DESCRIPTION OF THE TASK: For each line of the data below that holds "Government", copy the line.

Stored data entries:

_____

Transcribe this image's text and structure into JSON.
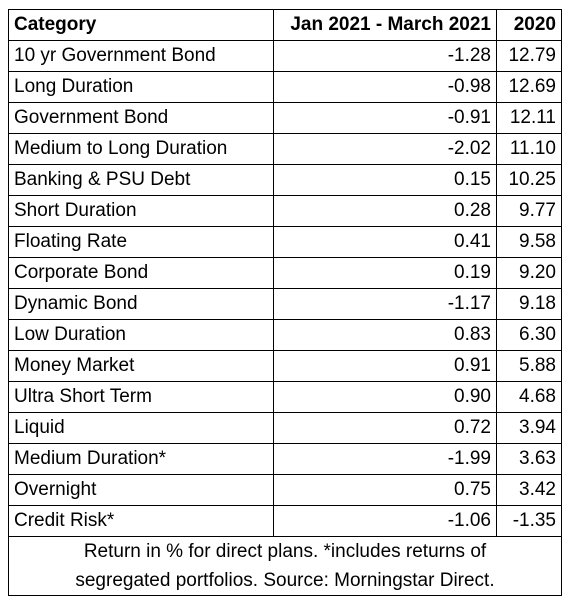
{
  "table": {
    "headers": [
      "Category",
      "Jan 2021 - March 2021",
      "2020"
    ],
    "rows": [
      [
        "10 yr Government Bond",
        "-1.28",
        "12.79"
      ],
      [
        "Long Duration",
        "-0.98",
        "12.69"
      ],
      [
        "Government Bond",
        "-0.91",
        "12.11"
      ],
      [
        "Medium to Long Duration",
        "-2.02",
        "11.10"
      ],
      [
        "Banking & PSU Debt",
        "0.15",
        "10.25"
      ],
      [
        "Short Duration",
        "0.28",
        "9.77"
      ],
      [
        "Floating Rate",
        "0.41",
        "9.58"
      ],
      [
        "Corporate Bond",
        "0.19",
        "9.20"
      ],
      [
        "Dynamic Bond",
        "-1.17",
        "9.18"
      ],
      [
        "Low Duration",
        "0.83",
        "6.30"
      ],
      [
        "Money Market",
        "0.91",
        "5.88"
      ],
      [
        "Ultra Short Term",
        "0.90",
        "4.68"
      ],
      [
        "Liquid",
        "0.72",
        "3.94"
      ],
      [
        "Medium Duration*",
        "-1.99",
        "3.63"
      ],
      [
        "Overnight",
        "0.75",
        "3.42"
      ],
      [
        "Credit Risk*",
        "-1.06",
        "-1.35"
      ]
    ],
    "footnote": [
      "Return in % for direct plans. *includes returns of",
      "segregated portfolios. Source: Morningstar Direct."
    ]
  }
}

_____

EXERCISE ANSWER:
        "10 yr Government Bond",
        "Government Bond",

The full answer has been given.